[A run of records]
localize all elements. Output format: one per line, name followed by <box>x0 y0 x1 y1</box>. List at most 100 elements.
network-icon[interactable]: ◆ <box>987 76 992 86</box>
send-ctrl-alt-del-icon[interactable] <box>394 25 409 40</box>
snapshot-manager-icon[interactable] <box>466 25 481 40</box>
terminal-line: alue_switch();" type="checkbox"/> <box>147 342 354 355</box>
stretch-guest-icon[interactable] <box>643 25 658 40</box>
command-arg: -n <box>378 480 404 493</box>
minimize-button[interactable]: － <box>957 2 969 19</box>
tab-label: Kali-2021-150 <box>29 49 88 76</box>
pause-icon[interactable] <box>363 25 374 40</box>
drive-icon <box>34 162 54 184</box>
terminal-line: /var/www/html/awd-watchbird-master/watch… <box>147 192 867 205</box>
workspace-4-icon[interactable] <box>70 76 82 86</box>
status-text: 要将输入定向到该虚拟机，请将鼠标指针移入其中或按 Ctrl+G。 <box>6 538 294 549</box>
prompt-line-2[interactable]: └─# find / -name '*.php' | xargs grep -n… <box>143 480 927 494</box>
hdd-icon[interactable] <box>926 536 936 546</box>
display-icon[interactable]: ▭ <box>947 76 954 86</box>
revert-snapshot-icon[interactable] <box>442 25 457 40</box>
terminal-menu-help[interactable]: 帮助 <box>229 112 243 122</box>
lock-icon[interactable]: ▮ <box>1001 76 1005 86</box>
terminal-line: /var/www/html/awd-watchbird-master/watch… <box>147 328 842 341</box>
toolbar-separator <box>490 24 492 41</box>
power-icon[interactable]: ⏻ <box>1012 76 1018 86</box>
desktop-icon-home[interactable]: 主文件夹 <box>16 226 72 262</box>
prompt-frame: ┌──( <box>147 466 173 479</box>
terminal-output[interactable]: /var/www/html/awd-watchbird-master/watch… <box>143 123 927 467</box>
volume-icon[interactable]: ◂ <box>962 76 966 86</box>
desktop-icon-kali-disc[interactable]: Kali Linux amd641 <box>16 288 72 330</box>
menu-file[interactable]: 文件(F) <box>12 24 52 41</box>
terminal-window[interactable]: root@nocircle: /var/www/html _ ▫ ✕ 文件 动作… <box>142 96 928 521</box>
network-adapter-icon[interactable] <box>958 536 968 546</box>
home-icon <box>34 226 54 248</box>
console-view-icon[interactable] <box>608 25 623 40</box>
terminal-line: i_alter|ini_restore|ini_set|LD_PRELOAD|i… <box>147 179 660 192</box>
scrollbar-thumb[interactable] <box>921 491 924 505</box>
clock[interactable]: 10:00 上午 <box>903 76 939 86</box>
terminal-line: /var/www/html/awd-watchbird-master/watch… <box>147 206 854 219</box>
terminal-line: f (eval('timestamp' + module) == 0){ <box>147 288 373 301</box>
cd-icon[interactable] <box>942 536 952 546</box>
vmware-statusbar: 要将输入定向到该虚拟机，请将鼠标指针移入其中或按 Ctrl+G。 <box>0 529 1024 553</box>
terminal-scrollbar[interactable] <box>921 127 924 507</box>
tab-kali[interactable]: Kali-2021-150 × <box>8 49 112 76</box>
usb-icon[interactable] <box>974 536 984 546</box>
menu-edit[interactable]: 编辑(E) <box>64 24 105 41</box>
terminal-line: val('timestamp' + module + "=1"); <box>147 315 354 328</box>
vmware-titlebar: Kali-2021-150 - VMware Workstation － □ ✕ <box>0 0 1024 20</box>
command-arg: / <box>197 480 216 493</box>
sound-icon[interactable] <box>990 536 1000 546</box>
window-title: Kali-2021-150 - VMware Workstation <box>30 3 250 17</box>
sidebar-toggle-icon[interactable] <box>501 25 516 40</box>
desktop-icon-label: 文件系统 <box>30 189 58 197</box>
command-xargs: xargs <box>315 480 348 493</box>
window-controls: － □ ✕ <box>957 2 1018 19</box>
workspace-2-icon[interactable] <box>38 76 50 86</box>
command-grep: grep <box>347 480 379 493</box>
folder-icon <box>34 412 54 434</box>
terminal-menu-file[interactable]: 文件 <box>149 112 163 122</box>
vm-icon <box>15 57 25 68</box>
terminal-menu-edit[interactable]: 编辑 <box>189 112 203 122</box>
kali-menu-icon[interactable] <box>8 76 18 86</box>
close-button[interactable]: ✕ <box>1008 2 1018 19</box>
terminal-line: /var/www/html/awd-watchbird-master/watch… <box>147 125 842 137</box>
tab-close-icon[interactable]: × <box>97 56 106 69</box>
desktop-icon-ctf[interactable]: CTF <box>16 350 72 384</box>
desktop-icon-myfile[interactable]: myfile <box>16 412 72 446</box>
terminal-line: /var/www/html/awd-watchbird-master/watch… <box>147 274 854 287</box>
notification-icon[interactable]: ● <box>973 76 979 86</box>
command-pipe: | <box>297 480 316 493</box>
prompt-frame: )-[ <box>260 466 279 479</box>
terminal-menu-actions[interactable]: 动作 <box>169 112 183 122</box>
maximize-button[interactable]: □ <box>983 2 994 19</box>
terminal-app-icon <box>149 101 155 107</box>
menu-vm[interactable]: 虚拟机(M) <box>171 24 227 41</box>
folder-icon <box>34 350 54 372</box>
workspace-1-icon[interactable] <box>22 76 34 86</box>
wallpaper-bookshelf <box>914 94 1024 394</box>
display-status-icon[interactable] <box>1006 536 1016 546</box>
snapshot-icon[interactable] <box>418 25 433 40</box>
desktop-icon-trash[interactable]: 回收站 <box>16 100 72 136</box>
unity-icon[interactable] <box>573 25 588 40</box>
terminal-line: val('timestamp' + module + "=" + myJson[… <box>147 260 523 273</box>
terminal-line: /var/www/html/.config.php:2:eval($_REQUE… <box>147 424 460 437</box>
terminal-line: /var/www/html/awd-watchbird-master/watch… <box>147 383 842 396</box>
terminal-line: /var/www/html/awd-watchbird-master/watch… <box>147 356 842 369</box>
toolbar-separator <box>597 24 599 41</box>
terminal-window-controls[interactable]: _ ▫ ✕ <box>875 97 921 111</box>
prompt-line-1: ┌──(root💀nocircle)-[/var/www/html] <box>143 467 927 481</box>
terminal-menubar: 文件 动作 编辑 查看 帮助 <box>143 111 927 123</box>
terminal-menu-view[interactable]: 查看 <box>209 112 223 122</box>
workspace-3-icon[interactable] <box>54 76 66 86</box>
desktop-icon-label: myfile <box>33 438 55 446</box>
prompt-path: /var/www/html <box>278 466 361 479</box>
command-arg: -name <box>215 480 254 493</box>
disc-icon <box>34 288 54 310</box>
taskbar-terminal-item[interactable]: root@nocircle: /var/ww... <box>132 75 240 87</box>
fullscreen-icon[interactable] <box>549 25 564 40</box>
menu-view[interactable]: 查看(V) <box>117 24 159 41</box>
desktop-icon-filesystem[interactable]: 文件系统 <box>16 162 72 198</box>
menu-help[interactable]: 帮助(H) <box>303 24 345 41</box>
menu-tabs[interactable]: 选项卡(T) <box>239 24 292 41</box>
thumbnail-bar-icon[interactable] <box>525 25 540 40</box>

== What needs to be done ==
Retype, word for word, the lines from the first one through the line containing "prompt-frame: ┌──( <box>147 466 173 479</box>", including both of those lines.

== Complete output ==
localize all elements. Output format: one per line, name followed by <box>x0 y0 x1 y1</box>. List at most 100 elements.
network-icon[interactable]: ◆ <box>987 76 992 86</box>
send-ctrl-alt-del-icon[interactable] <box>394 25 409 40</box>
snapshot-manager-icon[interactable] <box>466 25 481 40</box>
terminal-line: alue_switch();" type="checkbox"/> <box>147 342 354 355</box>
stretch-guest-icon[interactable] <box>643 25 658 40</box>
command-arg: -n <box>378 480 404 493</box>
minimize-button[interactable]: － <box>957 2 969 19</box>
tab-label: Kali-2021-150 <box>29 49 88 76</box>
pause-icon[interactable] <box>363 25 374 40</box>
drive-icon <box>34 162 54 184</box>
terminal-line: /var/www/html/awd-watchbird-master/watch… <box>147 192 867 205</box>
workspace-4-icon[interactable] <box>70 76 82 86</box>
status-text: 要将输入定向到该虚拟机，请将鼠标指针移入其中或按 Ctrl+G。 <box>6 538 294 549</box>
prompt-line-2[interactable]: └─# find / -name '*.php' | xargs grep -n… <box>143 480 927 494</box>
hdd-icon[interactable] <box>926 536 936 546</box>
display-icon[interactable]: ▭ <box>947 76 954 86</box>
revert-snapshot-icon[interactable] <box>442 25 457 40</box>
terminal-menu-help[interactable]: 帮助 <box>229 112 243 122</box>
lock-icon[interactable]: ▮ <box>1001 76 1005 86</box>
terminal-line: /var/www/html/awd-watchbird-master/watch… <box>147 328 842 341</box>
toolbar-separator <box>490 24 492 41</box>
power-icon[interactable]: ⏻ <box>1012 76 1018 86</box>
desktop-icon-home[interactable]: 主文件夹 <box>16 226 72 262</box>
prompt-frame: ┌──( <box>147 466 173 479</box>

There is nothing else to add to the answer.